(Record extracts):
____

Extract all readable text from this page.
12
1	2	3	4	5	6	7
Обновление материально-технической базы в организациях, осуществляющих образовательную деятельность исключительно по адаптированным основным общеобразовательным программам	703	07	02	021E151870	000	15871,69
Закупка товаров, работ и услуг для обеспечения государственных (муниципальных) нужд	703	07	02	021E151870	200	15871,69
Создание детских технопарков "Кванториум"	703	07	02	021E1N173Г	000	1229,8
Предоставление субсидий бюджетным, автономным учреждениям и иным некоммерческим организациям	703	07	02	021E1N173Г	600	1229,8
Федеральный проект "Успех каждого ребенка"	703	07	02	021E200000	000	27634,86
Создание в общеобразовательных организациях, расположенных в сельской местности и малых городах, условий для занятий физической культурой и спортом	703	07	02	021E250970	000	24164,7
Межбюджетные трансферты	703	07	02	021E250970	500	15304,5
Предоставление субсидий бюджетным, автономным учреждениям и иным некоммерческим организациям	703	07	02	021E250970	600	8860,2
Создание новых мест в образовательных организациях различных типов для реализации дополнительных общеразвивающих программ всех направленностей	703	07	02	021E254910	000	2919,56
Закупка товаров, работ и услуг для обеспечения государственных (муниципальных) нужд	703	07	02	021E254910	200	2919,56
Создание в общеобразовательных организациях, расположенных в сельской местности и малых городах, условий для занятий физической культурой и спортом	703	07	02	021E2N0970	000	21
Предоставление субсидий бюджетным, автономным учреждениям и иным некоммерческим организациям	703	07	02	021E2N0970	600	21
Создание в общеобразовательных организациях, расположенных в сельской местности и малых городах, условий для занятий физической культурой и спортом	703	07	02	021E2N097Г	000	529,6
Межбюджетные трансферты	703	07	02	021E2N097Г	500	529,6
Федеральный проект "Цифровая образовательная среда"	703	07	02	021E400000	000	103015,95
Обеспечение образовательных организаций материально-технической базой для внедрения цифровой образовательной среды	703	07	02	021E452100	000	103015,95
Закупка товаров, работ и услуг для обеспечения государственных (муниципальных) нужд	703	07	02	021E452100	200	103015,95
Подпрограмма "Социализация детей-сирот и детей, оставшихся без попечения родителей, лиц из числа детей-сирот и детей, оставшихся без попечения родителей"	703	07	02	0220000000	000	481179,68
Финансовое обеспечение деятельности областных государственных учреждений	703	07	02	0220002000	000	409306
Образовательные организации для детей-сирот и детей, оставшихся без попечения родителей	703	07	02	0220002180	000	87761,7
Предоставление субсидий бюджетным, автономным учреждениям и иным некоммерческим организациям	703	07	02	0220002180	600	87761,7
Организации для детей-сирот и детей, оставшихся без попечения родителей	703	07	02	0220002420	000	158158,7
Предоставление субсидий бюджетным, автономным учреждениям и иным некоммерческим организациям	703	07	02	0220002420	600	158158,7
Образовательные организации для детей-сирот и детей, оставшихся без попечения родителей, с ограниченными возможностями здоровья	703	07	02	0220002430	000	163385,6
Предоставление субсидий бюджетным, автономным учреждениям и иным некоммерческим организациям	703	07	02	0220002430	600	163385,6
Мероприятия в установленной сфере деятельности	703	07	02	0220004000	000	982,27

____

(Your instructions): Output all of the material, please, exactly as it stands.

(Answer for the task):
Extract all readable text from this page.
12
1	2	3	4	5	6	7
Обновление материально-технической базы в организациях, осуществляющих образовательную деятельность исключительно по адаптированным основным общеобразовательным программам	703	07	02	021E151870	000	15871,69
Закупка товаров, работ и услуг для обеспечения государственных (муниципальных) нужд	703	07	02	021E151870	200	15871,69
Создание детских технопарков "Кванториум"	703	07	02	021E1N173Г	000	1229,8
Предоставление субсидий бюджетным, автономным учреждениям и иным некоммерческим организациям	703	07	02	021E1N173Г	600	1229,8
Федеральный проект "Успех каждого ребенка"	703	07	02	021E200000	000	27634,86
Создание в общеобразовательных организациях, расположенных в сельской местности и малых городах, условий для занятий физической культурой и спортом	703	07	02	021E250970	000	24164,7
Межбюджетные трансферты	703	07	02	021E250970	500	15304,5
Предоставление субсидий бюджетным, автономным учреждениям и иным некоммерческим организациям	703	07	02	021E250970	600	8860,2
Создание новых мест в образовательных организациях различных типов для реализации дополнительных общеразвивающих программ всех направленностей	703	07	02	021E254910	000	2919,56
Закупка товаров, работ и услуг для обеспечения государственных (муниципальных) нужд	703	07	02	021E254910	200	2919,56
Создание в общеобразовательных организациях, расположенных в сельской местности и малых городах, условий для занятий физической культурой и спортом	703	07	02	021E2N0970	000	21
Предоставление субсидий бюджетным, автономным учреждениям и иным некоммерческим организациям	703	07	02	021E2N0970	600	21
Создание в общеобразовательных организациях, расположенных в сельской местности и малых городах, условий для занятий физической культурой и спортом	703	07	02	021E2N097Г	000	529,6
Межбюджетные трансферты	703	07	02	021E2N097Г	500	529,6
Федеральный проект "Цифровая образовательная среда"	703	07	02	021E400000	000	103015,95
Обеспечение образовательных организаций материально-технической базой для внедрения цифровой образовательной среды	703	07	02	021E452100	000	103015,95
Закупка товаров, работ и услуг для обеспечения государственных (муниципальных) нужд	703	07	02	021E452100	200	103015,95
Подпрограмма "Социализация детей-сирот и детей, оставшихся без попечения родителей, лиц из числа детей-сирот и детей, оставшихся без попечения родителей"	703	07	02	0220000000	000	481179,68
Финансовое обеспечение деятельности областных государственных учреждений	703	07	02	0220002000	000	409306
Образовательные организации для детей-сирот и детей, оставшихся без попечения родителей	703	07	02	0220002180	000	87761,7
Предоставление субсидий бюджетным, автономным учреждениям и иным некоммерческим организациям	703	07	02	0220002180	600	87761,7
Организации для детей-сирот и детей, оставшихся без попечения родителей	703	07	02	0220002420	000	158158,7
Предоставление субсидий бюджетным, автономным учреждениям и иным некоммерческим организациям	703	07	02	0220002420	600	158158,7
Образовательные организации для детей-сирот и детей, оставшихся без попечения родителей, с ограниченными возможностями здоровья	703	07	02	0220002430	000	163385,6
Предоставление субсидий бюджетным, автономным учреждениям и иным некоммерческим организациям	703	07	02	0220002430	600	163385,6
Мероприятия в установленной сфере деятельности	703	07	02	0220004000	000	982,27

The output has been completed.